▶ Problem details:
Write the listing below out again exactly, dropping the images.

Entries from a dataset
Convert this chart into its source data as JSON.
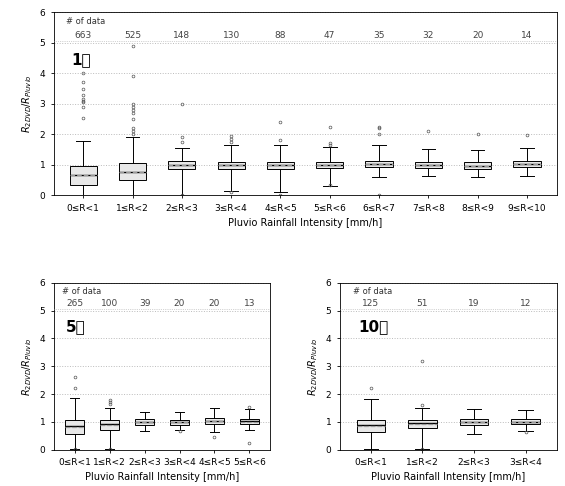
{
  "panel1": {
    "label": "1분",
    "n_data": [
      663,
      525,
      148,
      130,
      88,
      47,
      35,
      32,
      20,
      14
    ],
    "xlabels": [
      "0≤R<1",
      "1≤R<2",
      "2≤R<3",
      "3≤R<4",
      "4≤R<5",
      "5≤R<6",
      "6≤R<7",
      "7≤R<8",
      "8≤R<9",
      "9≤R<10"
    ],
    "xlabel": "Pluvio Rainfall Intensity [mm/h]",
    "ylim": [
      0,
      6
    ],
    "yticks": [
      0,
      1,
      2,
      3,
      4,
      5,
      6
    ],
    "boxes": [
      {
        "med": 0.67,
        "q1": 0.35,
        "q3": 0.98,
        "whislo": 0.01,
        "whishi": 1.77,
        "fliers_high": [
          2.55,
          2.9,
          3.05,
          3.1,
          3.15,
          3.3,
          3.5,
          3.7,
          4.0
        ],
        "fliers_low": []
      },
      {
        "med": 0.78,
        "q1": 0.5,
        "q3": 1.05,
        "whislo": 0.01,
        "whishi": 1.9,
        "fliers_high": [
          2.0,
          2.1,
          2.2,
          2.5,
          2.7,
          2.8,
          2.9,
          3.0,
          3.9,
          4.9
        ],
        "fliers_low": []
      },
      {
        "med": 1.0,
        "q1": 0.85,
        "q3": 1.12,
        "whislo": 0.02,
        "whishi": 1.55,
        "fliers_high": [
          1.75,
          1.9,
          3.0
        ],
        "fliers_low": [
          0.01
        ]
      },
      {
        "med": 1.0,
        "q1": 0.88,
        "q3": 1.1,
        "whislo": 0.15,
        "whishi": 1.65,
        "fliers_high": [
          1.75,
          1.85,
          1.95
        ],
        "fliers_low": [
          0.1
        ]
      },
      {
        "med": 1.0,
        "q1": 0.88,
        "q3": 1.1,
        "whislo": 0.1,
        "whishi": 1.65,
        "fliers_high": [
          1.82,
          2.42
        ],
        "fliers_low": [
          0.02
        ]
      },
      {
        "med": 1.0,
        "q1": 0.9,
        "q3": 1.1,
        "whislo": 0.3,
        "whishi": 1.6,
        "fliers_high": [
          1.65,
          1.72,
          2.25
        ],
        "fliers_low": [
          0.35
        ]
      },
      {
        "med": 1.02,
        "q1": 0.92,
        "q3": 1.12,
        "whislo": 0.6,
        "whishi": 1.65,
        "fliers_high": [
          2.0,
          2.2,
          2.25
        ],
        "fliers_low": [
          0.02
        ]
      },
      {
        "med": 1.0,
        "q1": 0.9,
        "q3": 1.08,
        "whislo": 0.65,
        "whishi": 1.52,
        "fliers_high": [
          2.1
        ],
        "fliers_low": []
      },
      {
        "med": 0.98,
        "q1": 0.85,
        "q3": 1.08,
        "whislo": 0.6,
        "whishi": 1.5,
        "fliers_high": [
          2.0
        ],
        "fliers_low": []
      },
      {
        "med": 1.02,
        "q1": 0.92,
        "q3": 1.12,
        "whislo": 0.65,
        "whishi": 1.55,
        "fliers_high": [
          1.98
        ],
        "fliers_low": []
      }
    ]
  },
  "panel2": {
    "label": "5분",
    "n_data": [
      265,
      100,
      39,
      20,
      20,
      13
    ],
    "xlabels": [
      "0≤R<1",
      "1≤R<2",
      "2≤R<3",
      "3≤R<4",
      "4≤R<5",
      "5≤R<6"
    ],
    "xlabel": "Pluvio Rainfall Intensity [mm/h]",
    "ylim": [
      0,
      6
    ],
    "yticks": [
      0,
      1,
      2,
      3,
      4,
      5,
      6
    ],
    "boxes": [
      {
        "med": 0.83,
        "q1": 0.55,
        "q3": 1.05,
        "whislo": 0.01,
        "whishi": 1.85,
        "fliers_high": [
          2.2,
          2.6
        ],
        "fliers_low": [
          0.01
        ]
      },
      {
        "med": 0.92,
        "q1": 0.72,
        "q3": 1.05,
        "whislo": 0.02,
        "whishi": 1.5,
        "fliers_high": [
          1.65,
          1.72,
          1.8
        ],
        "fliers_low": [
          0.01
        ]
      },
      {
        "med": 1.0,
        "q1": 0.9,
        "q3": 1.1,
        "whislo": 0.65,
        "whishi": 1.35,
        "fliers_high": [],
        "fliers_low": []
      },
      {
        "med": 1.0,
        "q1": 0.9,
        "q3": 1.08,
        "whislo": 0.7,
        "whishi": 1.35,
        "fliers_high": [],
        "fliers_low": [
          0.65
        ]
      },
      {
        "med": 1.02,
        "q1": 0.92,
        "q3": 1.12,
        "whislo": 0.62,
        "whishi": 1.48,
        "fliers_high": [],
        "fliers_low": [
          0.45
        ]
      },
      {
        "med": 1.02,
        "q1": 0.92,
        "q3": 1.1,
        "whislo": 0.72,
        "whishi": 1.45,
        "fliers_high": [
          1.55
        ],
        "fliers_low": [
          0.22
        ]
      }
    ]
  },
  "panel3": {
    "label": "10분",
    "n_data": [
      125,
      51,
      19,
      12
    ],
    "xlabels": [
      "0≤R<1",
      "1≤R<2",
      "2≤R<3",
      "3≤R<4"
    ],
    "xlabel": "Pluvio Rainfall Intensity [mm/h]",
    "ylim": [
      0,
      6
    ],
    "yticks": [
      0,
      1,
      2,
      3,
      4,
      5,
      6
    ],
    "boxes": [
      {
        "med": 0.88,
        "q1": 0.62,
        "q3": 1.05,
        "whislo": 0.02,
        "whishi": 1.82,
        "fliers_high": [
          2.2
        ],
        "fliers_low": []
      },
      {
        "med": 0.95,
        "q1": 0.78,
        "q3": 1.08,
        "whislo": 0.02,
        "whishi": 1.5,
        "fliers_high": [
          1.6,
          3.18
        ],
        "fliers_low": [
          0.02
        ]
      },
      {
        "med": 1.0,
        "q1": 0.88,
        "q3": 1.1,
        "whislo": 0.55,
        "whishi": 1.45,
        "fliers_high": [],
        "fliers_low": []
      },
      {
        "med": 1.0,
        "q1": 0.92,
        "q3": 1.1,
        "whislo": 0.65,
        "whishi": 1.42,
        "fliers_high": [],
        "fliers_low": [
          0.62
        ]
      }
    ]
  },
  "box_facecolor": "#e8e8e8",
  "box_edgecolor": "#000000",
  "median_color": "#000000",
  "mean_color": "#999999",
  "whisker_color": "#000000",
  "flier_color": "#555555",
  "grid_color": "#bbbbbb",
  "background_color": "#ffffff",
  "n_data_color": "#444444",
  "n_data_fontsize": 6.5,
  "label_fontsize": 11,
  "axis_label_fontsize": 7,
  "tick_fontsize": 6.5,
  "ndata_label_fontsize": 6
}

▶ Task result:
Convert this chart into its source data as JSON.
{
  "panel1": {
    "label": "1분",
    "n_data": [
      663,
      525,
      148,
      130,
      88,
      47,
      35,
      32,
      20,
      14
    ],
    "xlabels": [
      "0≤R<1",
      "1≤R<2",
      "2≤R<3",
      "3≤R<4",
      "4≤R<5",
      "5≤R<6",
      "6≤R<7",
      "7≤R<8",
      "8≤R<9",
      "9≤R<10"
    ],
    "xlabel": "Pluvio Rainfall Intensity [mm/h]",
    "ylim": [
      0,
      6
    ],
    "yticks": [
      0,
      1,
      2,
      3,
      4,
      5,
      6
    ],
    "boxes": [
      {
        "med": 0.67,
        "q1": 0.35,
        "q3": 0.98,
        "whislo": 0.01,
        "whishi": 1.77,
        "fliers_high": [
          2.55,
          2.9,
          3.05,
          3.1,
          3.15,
          3.3,
          3.5,
          3.7,
          4.0
        ],
        "fliers_low": []
      },
      {
        "med": 0.78,
        "q1": 0.5,
        "q3": 1.05,
        "whislo": 0.01,
        "whishi": 1.9,
        "fliers_high": [
          2.0,
          2.1,
          2.2,
          2.5,
          2.7,
          2.8,
          2.9,
          3.0,
          3.9,
          4.9
        ],
        "fliers_low": []
      },
      {
        "med": 1.0,
        "q1": 0.85,
        "q3": 1.12,
        "whislo": 0.02,
        "whishi": 1.55,
        "fliers_high": [
          1.75,
          1.9,
          3.0
        ],
        "fliers_low": [
          0.01
        ]
      },
      {
        "med": 1.0,
        "q1": 0.88,
        "q3": 1.1,
        "whislo": 0.15,
        "whishi": 1.65,
        "fliers_high": [
          1.75,
          1.85,
          1.95
        ],
        "fliers_low": [
          0.1
        ]
      },
      {
        "med": 1.0,
        "q1": 0.88,
        "q3": 1.1,
        "whislo": 0.1,
        "whishi": 1.65,
        "fliers_high": [
          1.82,
          2.42
        ],
        "fliers_low": [
          0.02
        ]
      },
      {
        "med": 1.0,
        "q1": 0.9,
        "q3": 1.1,
        "whislo": 0.3,
        "whishi": 1.6,
        "fliers_high": [
          1.65,
          1.72,
          2.25
        ],
        "fliers_low": [
          0.35
        ]
      },
      {
        "med": 1.02,
        "q1": 0.92,
        "q3": 1.12,
        "whislo": 0.6,
        "whishi": 1.65,
        "fliers_high": [
          2.0,
          2.2,
          2.25
        ],
        "fliers_low": [
          0.02
        ]
      },
      {
        "med": 1.0,
        "q1": 0.9,
        "q3": 1.08,
        "whislo": 0.65,
        "whishi": 1.52,
        "fliers_high": [
          2.1
        ],
        "fliers_low": []
      },
      {
        "med": 0.98,
        "q1": 0.85,
        "q3": 1.08,
        "whislo": 0.6,
        "whishi": 1.5,
        "fliers_high": [
          2.0
        ],
        "fliers_low": []
      },
      {
        "med": 1.02,
        "q1": 0.92,
        "q3": 1.12,
        "whislo": 0.65,
        "whishi": 1.55,
        "fliers_high": [
          1.98
        ],
        "fliers_low": []
      }
    ]
  },
  "panel2": {
    "label": "5분",
    "n_data": [
      265,
      100,
      39,
      20,
      20,
      13
    ],
    "xlabels": [
      "0≤R<1",
      "1≤R<2",
      "2≤R<3",
      "3≤R<4",
      "4≤R<5",
      "5≤R<6"
    ],
    "xlabel": "Pluvio Rainfall Intensity [mm/h]",
    "ylim": [
      0,
      6
    ],
    "yticks": [
      0,
      1,
      2,
      3,
      4,
      5,
      6
    ],
    "boxes": [
      {
        "med": 0.83,
        "q1": 0.55,
        "q3": 1.05,
        "whislo": 0.01,
        "whishi": 1.85,
        "fliers_high": [
          2.2,
          2.6
        ],
        "fliers_low": [
          0.01
        ]
      },
      {
        "med": 0.92,
        "q1": 0.72,
        "q3": 1.05,
        "whislo": 0.02,
        "whishi": 1.5,
        "fliers_high": [
          1.65,
          1.72,
          1.8
        ],
        "fliers_low": [
          0.01
        ]
      },
      {
        "med": 1.0,
        "q1": 0.9,
        "q3": 1.1,
        "whislo": 0.65,
        "whishi": 1.35,
        "fliers_high": [],
        "fliers_low": []
      },
      {
        "med": 1.0,
        "q1": 0.9,
        "q3": 1.08,
        "whislo": 0.7,
        "whishi": 1.35,
        "fliers_high": [],
        "fliers_low": [
          0.65
        ]
      },
      {
        "med": 1.02,
        "q1": 0.92,
        "q3": 1.12,
        "whislo": 0.62,
        "whishi": 1.48,
        "fliers_high": [],
        "fliers_low": [
          0.45
        ]
      },
      {
        "med": 1.02,
        "q1": 0.92,
        "q3": 1.1,
        "whislo": 0.72,
        "whishi": 1.45,
        "fliers_high": [
          1.55
        ],
        "fliers_low": [
          0.22
        ]
      }
    ]
  },
  "panel3": {
    "label": "10분",
    "n_data": [
      125,
      51,
      19,
      12
    ],
    "xlabels": [
      "0≤R<1",
      "1≤R<2",
      "2≤R<3",
      "3≤R<4"
    ],
    "xlabel": "Pluvio Rainfall Intensity [mm/h]",
    "ylim": [
      0,
      6
    ],
    "yticks": [
      0,
      1,
      2,
      3,
      4,
      5,
      6
    ],
    "boxes": [
      {
        "med": 0.88,
        "q1": 0.62,
        "q3": 1.05,
        "whislo": 0.02,
        "whishi": 1.82,
        "fliers_high": [
          2.2
        ],
        "fliers_low": []
      },
      {
        "med": 0.95,
        "q1": 0.78,
        "q3": 1.08,
        "whislo": 0.02,
        "whishi": 1.5,
        "fliers_high": [
          1.6,
          3.18
        ],
        "fliers_low": [
          0.02
        ]
      },
      {
        "med": 1.0,
        "q1": 0.88,
        "q3": 1.1,
        "whislo": 0.55,
        "whishi": 1.45,
        "fliers_high": [],
        "fliers_low": []
      },
      {
        "med": 1.0,
        "q1": 0.92,
        "q3": 1.1,
        "whislo": 0.65,
        "whishi": 1.42,
        "fliers_high": [],
        "fliers_low": [
          0.62
        ]
      }
    ]
  },
  "box_facecolor": "#e8e8e8",
  "box_edgecolor": "#000000",
  "median_color": "#000000",
  "mean_color": "#999999",
  "whisker_color": "#000000",
  "flier_color": "#555555",
  "grid_color": "#bbbbbb",
  "background_color": "#ffffff",
  "n_data_color": "#444444",
  "n_data_fontsize": 6.5,
  "label_fontsize": 11,
  "axis_label_fontsize": 7,
  "tick_fontsize": 6.5,
  "ndata_label_fontsize": 6
}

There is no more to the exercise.